▸ RECORDS SHOWN:
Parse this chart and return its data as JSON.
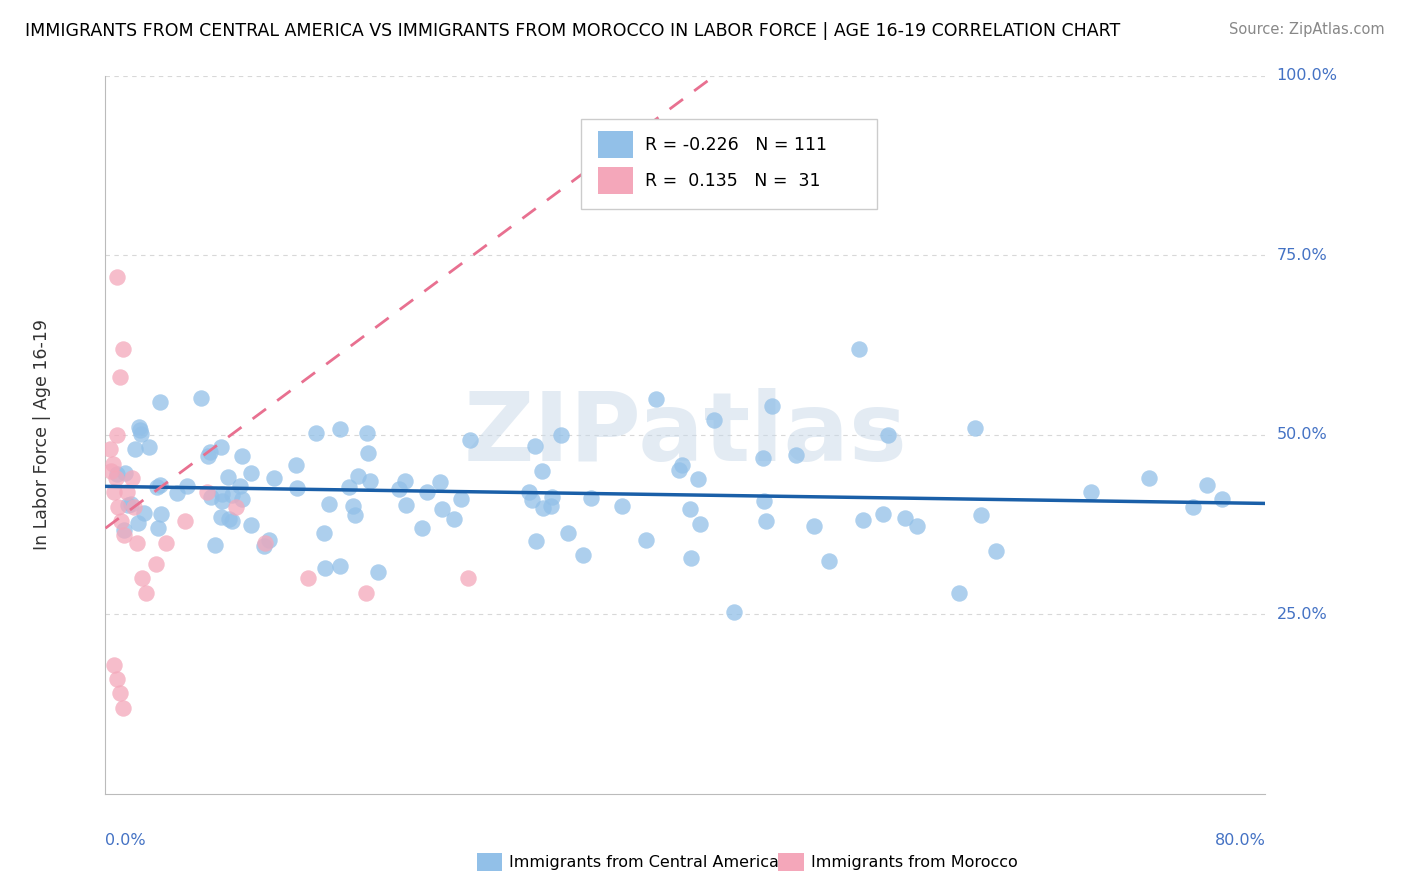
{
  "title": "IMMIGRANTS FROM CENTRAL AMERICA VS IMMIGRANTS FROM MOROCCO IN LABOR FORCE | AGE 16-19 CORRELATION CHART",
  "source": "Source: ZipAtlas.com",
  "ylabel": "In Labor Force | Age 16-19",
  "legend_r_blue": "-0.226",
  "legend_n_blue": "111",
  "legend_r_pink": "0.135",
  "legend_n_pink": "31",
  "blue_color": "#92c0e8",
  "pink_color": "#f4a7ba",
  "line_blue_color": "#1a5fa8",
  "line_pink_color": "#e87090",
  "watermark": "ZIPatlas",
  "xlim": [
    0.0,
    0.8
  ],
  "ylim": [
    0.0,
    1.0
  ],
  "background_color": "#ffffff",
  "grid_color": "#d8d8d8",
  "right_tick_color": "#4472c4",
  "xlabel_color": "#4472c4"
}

==

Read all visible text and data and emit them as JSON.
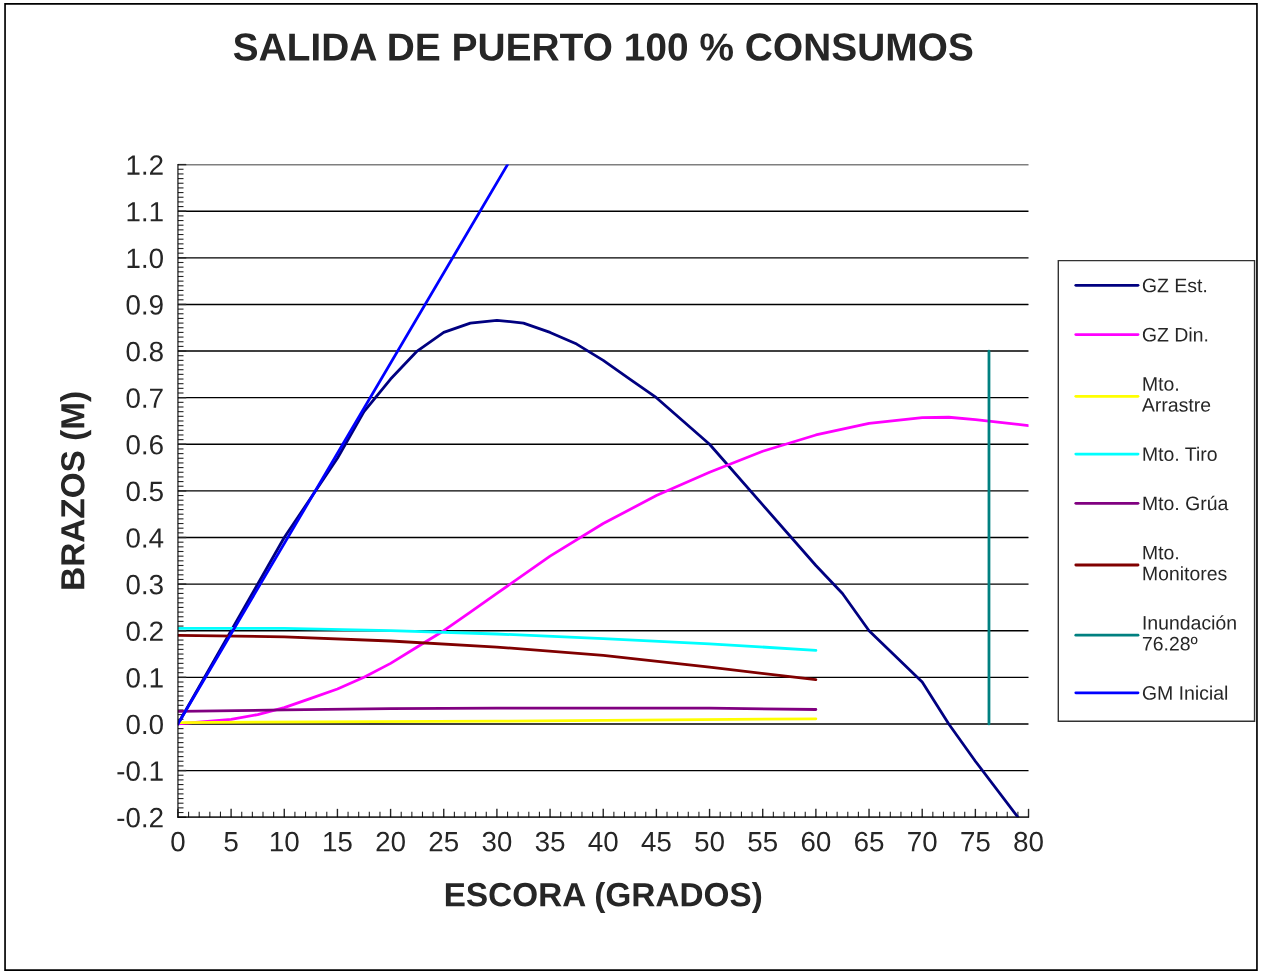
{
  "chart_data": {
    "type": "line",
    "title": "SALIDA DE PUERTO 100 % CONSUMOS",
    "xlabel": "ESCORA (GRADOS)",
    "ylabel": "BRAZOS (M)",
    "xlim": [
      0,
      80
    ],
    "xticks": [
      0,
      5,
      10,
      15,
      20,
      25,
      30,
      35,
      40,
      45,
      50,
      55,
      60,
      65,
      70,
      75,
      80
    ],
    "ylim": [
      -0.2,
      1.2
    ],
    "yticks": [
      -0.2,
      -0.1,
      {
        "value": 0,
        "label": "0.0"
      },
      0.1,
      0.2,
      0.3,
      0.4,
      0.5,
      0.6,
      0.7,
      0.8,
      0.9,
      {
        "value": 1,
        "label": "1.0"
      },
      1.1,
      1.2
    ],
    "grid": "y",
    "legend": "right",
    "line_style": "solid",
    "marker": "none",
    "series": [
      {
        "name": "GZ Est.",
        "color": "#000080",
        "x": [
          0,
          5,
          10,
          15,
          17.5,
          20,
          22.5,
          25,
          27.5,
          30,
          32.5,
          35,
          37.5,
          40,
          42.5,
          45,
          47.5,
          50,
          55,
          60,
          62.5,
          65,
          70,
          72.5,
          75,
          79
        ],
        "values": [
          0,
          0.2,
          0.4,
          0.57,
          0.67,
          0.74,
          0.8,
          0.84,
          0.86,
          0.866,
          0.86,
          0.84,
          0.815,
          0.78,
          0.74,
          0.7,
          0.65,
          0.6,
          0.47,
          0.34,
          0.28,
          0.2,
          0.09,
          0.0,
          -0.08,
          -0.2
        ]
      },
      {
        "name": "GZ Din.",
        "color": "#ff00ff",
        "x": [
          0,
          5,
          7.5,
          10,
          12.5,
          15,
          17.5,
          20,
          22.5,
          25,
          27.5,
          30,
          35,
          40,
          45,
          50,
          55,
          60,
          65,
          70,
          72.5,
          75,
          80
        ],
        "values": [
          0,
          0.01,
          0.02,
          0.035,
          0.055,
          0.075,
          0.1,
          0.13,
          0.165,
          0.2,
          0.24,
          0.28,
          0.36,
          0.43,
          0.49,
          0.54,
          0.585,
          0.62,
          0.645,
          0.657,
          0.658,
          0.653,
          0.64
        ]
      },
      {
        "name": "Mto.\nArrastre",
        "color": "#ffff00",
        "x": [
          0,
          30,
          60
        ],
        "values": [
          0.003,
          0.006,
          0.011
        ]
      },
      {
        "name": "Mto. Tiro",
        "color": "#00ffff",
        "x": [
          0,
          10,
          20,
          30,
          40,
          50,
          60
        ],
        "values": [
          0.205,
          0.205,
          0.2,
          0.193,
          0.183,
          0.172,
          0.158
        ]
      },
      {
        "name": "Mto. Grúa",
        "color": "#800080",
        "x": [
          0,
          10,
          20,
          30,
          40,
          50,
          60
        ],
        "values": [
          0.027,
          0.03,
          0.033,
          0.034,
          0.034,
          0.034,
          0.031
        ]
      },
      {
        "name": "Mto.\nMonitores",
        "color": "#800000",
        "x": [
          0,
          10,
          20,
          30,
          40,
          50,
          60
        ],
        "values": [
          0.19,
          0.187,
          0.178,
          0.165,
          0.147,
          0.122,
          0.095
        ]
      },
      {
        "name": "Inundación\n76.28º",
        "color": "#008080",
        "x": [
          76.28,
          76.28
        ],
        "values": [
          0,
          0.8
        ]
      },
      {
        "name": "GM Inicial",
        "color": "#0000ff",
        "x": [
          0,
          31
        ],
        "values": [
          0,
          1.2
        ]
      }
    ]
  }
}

▸ THE TASK: Search the entries for the word "name", then list each line that holds it.

▸ EXPECTED ANSWER:
        "name": "GZ Est.",
        "name": "GZ Din.",
        "name": "Mto.\nArrastre",
        "name": "Mto. Tiro",
        "name": "Mto. Grúa",
        "name": "Mto.\nMonitores",
        "name": "Inundación\n76.28º",
        "name": "GM Inicial",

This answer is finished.